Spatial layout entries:
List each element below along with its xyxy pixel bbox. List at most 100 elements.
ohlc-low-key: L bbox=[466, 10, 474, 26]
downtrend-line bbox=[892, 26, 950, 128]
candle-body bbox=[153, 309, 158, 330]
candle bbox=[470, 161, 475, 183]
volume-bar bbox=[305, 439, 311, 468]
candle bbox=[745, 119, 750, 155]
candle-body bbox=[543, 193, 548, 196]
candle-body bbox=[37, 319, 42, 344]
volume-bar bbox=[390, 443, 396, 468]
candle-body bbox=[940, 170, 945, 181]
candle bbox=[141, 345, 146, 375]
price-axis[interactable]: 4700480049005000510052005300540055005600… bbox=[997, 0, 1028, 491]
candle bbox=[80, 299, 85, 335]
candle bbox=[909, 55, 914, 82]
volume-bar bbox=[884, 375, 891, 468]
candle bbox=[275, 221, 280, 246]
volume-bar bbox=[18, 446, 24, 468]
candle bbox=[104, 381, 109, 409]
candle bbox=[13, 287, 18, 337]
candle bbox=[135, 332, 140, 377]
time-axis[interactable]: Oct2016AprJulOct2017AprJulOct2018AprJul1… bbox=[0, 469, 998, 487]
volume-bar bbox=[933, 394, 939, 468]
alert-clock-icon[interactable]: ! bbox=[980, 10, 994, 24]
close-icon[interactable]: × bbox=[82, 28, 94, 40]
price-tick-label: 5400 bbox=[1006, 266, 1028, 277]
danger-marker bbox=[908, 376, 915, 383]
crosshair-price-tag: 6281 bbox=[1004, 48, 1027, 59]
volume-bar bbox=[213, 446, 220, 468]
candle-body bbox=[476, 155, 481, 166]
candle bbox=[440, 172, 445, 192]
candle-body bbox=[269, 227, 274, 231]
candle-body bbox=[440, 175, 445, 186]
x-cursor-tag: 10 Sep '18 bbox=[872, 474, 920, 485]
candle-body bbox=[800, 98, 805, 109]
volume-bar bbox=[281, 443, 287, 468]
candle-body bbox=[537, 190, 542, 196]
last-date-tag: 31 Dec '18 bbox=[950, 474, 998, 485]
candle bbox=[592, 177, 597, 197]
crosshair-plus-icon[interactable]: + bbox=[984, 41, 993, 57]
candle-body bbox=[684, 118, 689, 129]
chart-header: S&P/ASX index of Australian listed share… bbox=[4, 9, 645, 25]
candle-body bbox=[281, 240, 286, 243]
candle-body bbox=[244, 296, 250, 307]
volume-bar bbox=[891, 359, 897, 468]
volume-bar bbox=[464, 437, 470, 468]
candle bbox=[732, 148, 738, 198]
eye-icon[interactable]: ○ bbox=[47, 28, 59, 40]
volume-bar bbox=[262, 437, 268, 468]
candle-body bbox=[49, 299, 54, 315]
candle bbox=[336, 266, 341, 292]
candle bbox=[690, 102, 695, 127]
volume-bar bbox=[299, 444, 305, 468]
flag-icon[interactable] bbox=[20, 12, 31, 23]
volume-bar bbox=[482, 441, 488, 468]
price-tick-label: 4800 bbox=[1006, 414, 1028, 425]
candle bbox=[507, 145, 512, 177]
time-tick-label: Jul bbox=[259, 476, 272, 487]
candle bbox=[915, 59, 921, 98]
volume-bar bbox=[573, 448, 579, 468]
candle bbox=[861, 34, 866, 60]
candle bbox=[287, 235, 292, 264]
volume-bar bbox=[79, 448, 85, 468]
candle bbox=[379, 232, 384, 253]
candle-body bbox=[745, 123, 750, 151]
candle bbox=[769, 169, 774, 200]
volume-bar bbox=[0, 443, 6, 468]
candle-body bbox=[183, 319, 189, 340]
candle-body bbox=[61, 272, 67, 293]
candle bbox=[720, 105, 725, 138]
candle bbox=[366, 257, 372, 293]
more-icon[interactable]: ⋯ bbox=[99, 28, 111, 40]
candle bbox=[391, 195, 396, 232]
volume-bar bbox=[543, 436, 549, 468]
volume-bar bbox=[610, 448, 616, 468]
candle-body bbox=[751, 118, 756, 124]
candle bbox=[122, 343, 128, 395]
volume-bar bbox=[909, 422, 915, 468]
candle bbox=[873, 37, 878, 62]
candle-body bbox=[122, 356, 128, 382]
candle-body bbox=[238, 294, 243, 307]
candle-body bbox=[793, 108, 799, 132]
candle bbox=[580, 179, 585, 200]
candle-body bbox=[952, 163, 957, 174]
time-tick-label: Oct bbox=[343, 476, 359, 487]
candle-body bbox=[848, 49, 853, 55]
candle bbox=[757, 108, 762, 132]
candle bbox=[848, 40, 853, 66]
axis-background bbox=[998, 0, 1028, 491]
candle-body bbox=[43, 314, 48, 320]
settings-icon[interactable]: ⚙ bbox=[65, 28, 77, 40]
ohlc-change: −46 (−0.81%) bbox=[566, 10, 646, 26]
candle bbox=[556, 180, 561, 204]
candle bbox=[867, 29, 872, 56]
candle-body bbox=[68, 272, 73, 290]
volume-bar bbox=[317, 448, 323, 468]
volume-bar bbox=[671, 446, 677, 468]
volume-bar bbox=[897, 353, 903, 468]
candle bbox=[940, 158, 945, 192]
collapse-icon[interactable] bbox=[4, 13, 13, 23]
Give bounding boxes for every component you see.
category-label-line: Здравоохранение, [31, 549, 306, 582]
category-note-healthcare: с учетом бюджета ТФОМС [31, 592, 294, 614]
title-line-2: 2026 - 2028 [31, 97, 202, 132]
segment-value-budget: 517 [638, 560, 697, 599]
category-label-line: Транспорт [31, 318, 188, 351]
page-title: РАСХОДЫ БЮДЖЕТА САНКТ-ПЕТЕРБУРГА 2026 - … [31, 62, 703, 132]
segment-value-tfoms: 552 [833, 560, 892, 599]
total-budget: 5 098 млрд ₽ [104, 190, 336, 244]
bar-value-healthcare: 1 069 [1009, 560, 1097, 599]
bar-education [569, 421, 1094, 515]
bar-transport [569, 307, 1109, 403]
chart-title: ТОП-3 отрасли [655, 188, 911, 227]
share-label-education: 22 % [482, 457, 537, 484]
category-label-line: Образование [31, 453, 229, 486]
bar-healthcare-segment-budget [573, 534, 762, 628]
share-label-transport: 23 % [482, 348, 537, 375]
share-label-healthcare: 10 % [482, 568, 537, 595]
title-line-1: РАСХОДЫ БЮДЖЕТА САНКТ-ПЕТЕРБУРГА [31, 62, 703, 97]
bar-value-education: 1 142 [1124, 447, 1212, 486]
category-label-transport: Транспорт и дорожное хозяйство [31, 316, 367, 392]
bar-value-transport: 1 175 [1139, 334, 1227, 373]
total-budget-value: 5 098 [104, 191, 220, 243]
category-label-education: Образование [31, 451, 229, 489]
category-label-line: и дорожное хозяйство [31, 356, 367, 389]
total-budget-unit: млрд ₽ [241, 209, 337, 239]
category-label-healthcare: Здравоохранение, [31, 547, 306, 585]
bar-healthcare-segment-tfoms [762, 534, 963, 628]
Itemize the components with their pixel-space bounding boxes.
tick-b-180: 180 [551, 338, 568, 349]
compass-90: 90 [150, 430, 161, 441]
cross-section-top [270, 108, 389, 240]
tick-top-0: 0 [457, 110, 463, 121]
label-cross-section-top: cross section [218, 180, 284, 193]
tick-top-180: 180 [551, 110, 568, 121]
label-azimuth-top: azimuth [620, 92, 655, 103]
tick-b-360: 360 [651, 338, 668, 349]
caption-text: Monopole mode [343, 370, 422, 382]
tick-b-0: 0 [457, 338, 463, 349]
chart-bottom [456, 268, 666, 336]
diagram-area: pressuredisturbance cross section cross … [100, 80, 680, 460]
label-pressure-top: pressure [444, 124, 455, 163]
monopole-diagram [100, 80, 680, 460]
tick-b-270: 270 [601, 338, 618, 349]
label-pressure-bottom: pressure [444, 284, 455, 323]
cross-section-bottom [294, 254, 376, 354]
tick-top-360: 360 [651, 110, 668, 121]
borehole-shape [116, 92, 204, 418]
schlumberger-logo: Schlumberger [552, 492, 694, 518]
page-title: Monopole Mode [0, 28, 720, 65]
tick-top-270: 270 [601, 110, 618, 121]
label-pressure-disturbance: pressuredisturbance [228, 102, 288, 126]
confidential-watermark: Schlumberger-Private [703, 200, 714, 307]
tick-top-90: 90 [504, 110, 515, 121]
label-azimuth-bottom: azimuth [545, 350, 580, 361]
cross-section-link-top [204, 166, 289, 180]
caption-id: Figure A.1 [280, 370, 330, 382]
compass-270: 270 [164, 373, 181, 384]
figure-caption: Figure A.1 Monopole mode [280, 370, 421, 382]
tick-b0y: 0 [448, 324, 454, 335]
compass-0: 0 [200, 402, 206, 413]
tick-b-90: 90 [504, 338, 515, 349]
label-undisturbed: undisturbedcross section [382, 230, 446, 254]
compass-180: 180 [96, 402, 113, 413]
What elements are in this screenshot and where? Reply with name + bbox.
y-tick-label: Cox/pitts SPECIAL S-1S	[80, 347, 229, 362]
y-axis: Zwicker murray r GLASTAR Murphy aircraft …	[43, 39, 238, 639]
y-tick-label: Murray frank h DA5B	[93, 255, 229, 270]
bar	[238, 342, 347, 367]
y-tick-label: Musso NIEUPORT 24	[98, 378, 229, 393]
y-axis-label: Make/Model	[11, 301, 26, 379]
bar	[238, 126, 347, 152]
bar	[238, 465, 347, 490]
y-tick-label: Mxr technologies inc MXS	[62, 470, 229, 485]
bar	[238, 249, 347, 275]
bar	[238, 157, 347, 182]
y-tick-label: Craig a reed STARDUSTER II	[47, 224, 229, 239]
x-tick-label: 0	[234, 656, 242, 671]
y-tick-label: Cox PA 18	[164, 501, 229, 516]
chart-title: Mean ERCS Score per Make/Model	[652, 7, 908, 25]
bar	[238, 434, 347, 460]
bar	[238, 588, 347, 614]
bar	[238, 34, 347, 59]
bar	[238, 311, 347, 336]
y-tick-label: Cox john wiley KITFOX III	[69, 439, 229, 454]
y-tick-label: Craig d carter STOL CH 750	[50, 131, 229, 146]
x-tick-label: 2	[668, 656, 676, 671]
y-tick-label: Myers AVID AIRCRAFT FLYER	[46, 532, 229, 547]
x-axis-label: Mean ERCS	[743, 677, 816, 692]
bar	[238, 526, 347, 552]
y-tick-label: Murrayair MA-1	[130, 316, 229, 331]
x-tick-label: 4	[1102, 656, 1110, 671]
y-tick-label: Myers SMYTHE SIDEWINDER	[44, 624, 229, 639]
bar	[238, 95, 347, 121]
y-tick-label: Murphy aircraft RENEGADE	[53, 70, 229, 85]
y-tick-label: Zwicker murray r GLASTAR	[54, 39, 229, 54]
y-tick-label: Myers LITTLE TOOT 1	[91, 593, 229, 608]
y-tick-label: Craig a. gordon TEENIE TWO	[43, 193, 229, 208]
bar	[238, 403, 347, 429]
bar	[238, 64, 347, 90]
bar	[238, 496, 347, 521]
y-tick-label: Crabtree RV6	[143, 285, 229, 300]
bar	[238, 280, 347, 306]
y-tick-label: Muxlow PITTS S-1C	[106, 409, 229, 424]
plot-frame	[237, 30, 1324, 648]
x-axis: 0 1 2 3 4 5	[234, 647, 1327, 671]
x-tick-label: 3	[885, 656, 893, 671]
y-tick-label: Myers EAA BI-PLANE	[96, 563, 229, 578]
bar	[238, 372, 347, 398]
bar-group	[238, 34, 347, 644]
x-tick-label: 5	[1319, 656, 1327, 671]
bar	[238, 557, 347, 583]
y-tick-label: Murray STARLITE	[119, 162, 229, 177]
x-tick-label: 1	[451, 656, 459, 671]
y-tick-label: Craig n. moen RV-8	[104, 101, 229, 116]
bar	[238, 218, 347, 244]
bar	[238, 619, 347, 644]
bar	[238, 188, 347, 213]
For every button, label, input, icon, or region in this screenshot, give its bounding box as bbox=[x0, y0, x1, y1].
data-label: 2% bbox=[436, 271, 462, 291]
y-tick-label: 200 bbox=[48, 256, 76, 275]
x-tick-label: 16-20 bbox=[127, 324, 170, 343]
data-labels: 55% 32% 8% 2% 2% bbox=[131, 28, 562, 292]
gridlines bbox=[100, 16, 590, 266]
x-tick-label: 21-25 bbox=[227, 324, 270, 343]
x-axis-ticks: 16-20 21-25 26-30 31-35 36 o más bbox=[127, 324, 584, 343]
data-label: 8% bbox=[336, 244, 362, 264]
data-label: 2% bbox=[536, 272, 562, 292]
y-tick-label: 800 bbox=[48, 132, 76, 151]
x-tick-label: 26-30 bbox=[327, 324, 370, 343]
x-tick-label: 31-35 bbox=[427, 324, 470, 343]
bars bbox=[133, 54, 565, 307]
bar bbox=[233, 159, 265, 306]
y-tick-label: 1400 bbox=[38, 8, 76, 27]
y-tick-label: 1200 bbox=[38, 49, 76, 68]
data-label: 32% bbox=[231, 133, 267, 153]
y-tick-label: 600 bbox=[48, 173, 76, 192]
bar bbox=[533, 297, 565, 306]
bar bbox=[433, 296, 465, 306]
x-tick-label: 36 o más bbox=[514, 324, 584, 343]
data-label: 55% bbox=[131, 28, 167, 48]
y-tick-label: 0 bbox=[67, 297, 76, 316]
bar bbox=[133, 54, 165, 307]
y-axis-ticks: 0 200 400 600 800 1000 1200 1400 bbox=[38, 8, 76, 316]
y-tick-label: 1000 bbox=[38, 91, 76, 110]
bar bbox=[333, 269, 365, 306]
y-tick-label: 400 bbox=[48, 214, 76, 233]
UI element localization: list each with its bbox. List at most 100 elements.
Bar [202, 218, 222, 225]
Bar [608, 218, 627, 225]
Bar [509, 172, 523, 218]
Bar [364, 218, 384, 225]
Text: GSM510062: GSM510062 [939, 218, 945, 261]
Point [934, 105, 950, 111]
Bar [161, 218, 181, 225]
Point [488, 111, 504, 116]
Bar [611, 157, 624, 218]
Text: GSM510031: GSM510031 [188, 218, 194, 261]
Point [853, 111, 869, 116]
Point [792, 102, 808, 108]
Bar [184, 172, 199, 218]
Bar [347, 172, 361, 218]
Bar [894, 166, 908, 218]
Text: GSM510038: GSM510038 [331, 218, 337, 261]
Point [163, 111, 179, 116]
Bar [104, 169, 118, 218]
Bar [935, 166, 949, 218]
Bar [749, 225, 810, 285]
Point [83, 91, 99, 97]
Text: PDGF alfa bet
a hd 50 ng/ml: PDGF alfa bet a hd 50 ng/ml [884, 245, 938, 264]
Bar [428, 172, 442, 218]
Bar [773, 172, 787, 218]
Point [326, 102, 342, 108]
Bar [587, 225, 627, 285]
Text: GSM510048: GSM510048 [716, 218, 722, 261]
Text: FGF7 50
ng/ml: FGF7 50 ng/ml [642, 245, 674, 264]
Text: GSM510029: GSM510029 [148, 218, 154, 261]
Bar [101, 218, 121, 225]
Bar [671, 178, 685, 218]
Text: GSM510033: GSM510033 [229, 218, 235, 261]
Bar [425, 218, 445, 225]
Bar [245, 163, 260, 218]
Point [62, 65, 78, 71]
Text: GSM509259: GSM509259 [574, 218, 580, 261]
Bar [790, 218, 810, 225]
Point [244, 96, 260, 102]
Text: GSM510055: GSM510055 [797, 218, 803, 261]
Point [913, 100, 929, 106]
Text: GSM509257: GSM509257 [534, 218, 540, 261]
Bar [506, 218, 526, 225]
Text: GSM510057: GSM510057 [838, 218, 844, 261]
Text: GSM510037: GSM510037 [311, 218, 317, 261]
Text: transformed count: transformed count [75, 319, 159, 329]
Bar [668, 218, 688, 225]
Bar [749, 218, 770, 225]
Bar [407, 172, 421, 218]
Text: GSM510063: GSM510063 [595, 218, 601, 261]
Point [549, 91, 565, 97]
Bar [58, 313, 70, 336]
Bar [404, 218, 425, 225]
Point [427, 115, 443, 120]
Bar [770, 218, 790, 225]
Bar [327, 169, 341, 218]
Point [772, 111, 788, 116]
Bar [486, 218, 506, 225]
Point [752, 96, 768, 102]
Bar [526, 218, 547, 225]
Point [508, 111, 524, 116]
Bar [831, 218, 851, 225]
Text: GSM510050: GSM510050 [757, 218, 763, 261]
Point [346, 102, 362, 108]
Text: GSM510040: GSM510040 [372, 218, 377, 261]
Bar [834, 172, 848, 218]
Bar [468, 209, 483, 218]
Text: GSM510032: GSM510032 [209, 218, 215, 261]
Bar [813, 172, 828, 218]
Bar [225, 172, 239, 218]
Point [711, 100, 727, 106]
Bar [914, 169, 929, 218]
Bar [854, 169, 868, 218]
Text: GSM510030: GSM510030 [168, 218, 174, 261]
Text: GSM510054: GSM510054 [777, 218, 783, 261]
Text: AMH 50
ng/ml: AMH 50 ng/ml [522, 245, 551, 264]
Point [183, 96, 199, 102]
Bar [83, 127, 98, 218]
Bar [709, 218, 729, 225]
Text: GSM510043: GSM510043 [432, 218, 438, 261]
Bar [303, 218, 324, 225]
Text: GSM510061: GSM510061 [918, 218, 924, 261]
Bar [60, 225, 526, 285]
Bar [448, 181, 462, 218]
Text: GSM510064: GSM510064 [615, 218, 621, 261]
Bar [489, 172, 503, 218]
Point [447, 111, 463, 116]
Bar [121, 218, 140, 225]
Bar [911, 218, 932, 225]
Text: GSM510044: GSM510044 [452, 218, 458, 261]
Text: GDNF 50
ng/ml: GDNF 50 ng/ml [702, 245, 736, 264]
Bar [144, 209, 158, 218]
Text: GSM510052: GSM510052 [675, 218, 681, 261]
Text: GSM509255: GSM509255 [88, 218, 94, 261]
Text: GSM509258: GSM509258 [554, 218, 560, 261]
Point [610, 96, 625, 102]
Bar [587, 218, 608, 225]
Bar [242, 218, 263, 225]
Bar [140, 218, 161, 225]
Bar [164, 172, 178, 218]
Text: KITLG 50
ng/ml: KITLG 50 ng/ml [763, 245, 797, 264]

• _The exercise_
Reproduce the rows verbatim from the first one through the line containing "candle bbox=[275, 221, 280, 246]", both included.

• _Reply_
List each element below along with its xyxy pixel bbox. List at most 100 elements.
ohlc-low-key: L bbox=[466, 10, 474, 26]
downtrend-line bbox=[892, 26, 950, 128]
candle-body bbox=[153, 309, 158, 330]
candle bbox=[470, 161, 475, 183]
volume-bar bbox=[305, 439, 311, 468]
candle bbox=[745, 119, 750, 155]
candle-body bbox=[543, 193, 548, 196]
candle-body bbox=[37, 319, 42, 344]
volume-bar bbox=[390, 443, 396, 468]
candle-body bbox=[940, 170, 945, 181]
candle bbox=[141, 345, 146, 375]
price-axis[interactable]: 4700480049005000510052005300540055005600… bbox=[997, 0, 1028, 491]
candle bbox=[80, 299, 85, 335]
candle bbox=[909, 55, 914, 82]
volume-bar bbox=[884, 375, 891, 468]
candle bbox=[275, 221, 280, 246]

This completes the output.